Copy the records below word for word, keeping every line.

--- BEGIN ---

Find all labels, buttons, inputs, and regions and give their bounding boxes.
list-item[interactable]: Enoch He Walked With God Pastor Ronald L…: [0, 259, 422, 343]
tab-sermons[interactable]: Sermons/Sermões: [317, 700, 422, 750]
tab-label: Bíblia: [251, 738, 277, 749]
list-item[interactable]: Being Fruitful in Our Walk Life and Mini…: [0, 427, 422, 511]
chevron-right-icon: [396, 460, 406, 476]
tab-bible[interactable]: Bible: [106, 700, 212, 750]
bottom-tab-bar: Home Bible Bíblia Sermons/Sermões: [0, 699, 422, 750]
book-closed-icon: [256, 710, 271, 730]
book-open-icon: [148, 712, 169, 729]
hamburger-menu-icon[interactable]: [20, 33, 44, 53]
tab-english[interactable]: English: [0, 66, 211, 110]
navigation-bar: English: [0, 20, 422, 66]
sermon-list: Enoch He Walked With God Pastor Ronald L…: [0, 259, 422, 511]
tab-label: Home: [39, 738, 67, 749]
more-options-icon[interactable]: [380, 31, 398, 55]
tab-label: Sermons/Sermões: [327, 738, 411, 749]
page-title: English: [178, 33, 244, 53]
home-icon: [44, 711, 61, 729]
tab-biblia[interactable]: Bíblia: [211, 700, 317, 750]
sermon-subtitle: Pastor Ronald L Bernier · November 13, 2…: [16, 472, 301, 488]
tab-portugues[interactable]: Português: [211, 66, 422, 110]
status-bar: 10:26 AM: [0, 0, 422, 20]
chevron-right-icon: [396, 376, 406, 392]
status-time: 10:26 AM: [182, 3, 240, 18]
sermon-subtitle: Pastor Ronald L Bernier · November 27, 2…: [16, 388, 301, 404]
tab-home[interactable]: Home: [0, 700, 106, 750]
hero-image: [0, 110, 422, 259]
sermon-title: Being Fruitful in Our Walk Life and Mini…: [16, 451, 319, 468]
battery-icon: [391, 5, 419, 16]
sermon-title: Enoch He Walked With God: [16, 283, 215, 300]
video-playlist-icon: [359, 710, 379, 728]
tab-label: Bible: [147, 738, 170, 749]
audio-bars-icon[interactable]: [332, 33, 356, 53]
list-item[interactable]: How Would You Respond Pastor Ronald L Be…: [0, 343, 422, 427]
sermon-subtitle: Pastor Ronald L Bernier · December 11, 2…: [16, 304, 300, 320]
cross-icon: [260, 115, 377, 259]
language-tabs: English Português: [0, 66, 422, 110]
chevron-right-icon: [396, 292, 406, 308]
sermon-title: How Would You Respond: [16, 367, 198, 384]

--- END ---

CORRECT ANSWER:
Find all labels, buttons, inputs, and regions and give their bounding boxes.
list-item[interactable]: Enoch He Walked With God Pastor Ronald L…: [0, 259, 422, 343]
tab-sermons[interactable]: Sermons/Sermões: [317, 700, 422, 750]
tab-label: Bíblia: [251, 738, 277, 749]
list-item[interactable]: Being Fruitful in Our Walk Life and Mini…: [0, 427, 422, 511]
chevron-right-icon: [396, 460, 406, 476]
tab-bible[interactable]: Bible: [106, 700, 212, 750]
bottom-tab-bar: Home Bible Bíblia Sermons/Sermões: [0, 699, 422, 750]
book-closed-icon: [256, 710, 271, 730]
book-open-icon: [148, 712, 169, 729]
hamburger-menu-icon[interactable]: [20, 33, 44, 53]
tab-english[interactable]: English: [0, 66, 211, 110]
navigation-bar: English: [0, 20, 422, 66]
sermon-list: Enoch He Walked With God Pastor Ronald L…: [0, 259, 422, 511]
tab-label: Home: [39, 738, 67, 749]
more-options-icon[interactable]: [380, 31, 398, 55]
tab-label: Sermons/Sermões: [327, 738, 411, 749]
page-title: English: [178, 33, 244, 53]
home-icon: [44, 711, 61, 729]
tab-biblia[interactable]: Bíblia: [211, 700, 317, 750]
sermon-subtitle: Pastor Ronald L Bernier · November 13, 2…: [16, 472, 301, 488]
tab-portugues[interactable]: Português: [211, 66, 422, 110]
status-bar: 10:26 AM: [0, 0, 422, 20]
chevron-right-icon: [396, 376, 406, 392]
status-time: 10:26 AM: [182, 3, 240, 18]
sermon-subtitle: Pastor Ronald L Bernier · November 27, 2…: [16, 388, 301, 404]
tab-home[interactable]: Home: [0, 700, 106, 750]
hero-image: [0, 110, 422, 259]
sermon-title: Being Fruitful in Our Walk Life and Mini…: [16, 451, 319, 468]
battery-icon: [391, 5, 419, 16]
sermon-title: Enoch He Walked With God: [16, 283, 215, 300]
video-playlist-icon: [359, 710, 379, 728]
tab-label: Bible: [147, 738, 170, 749]
audio-bars-icon[interactable]: [332, 33, 356, 53]
list-item[interactable]: How Would You Respond Pastor Ronald L Be…: [0, 343, 422, 427]
sermon-subtitle: Pastor Ronald L Bernier · December 11, 2…: [16, 304, 300, 320]
cross-icon: [260, 115, 377, 259]
language-tabs: English Português: [0, 66, 422, 110]
chevron-right-icon: [396, 292, 406, 308]
sermon-title: How Would You Respond: [16, 367, 198, 384]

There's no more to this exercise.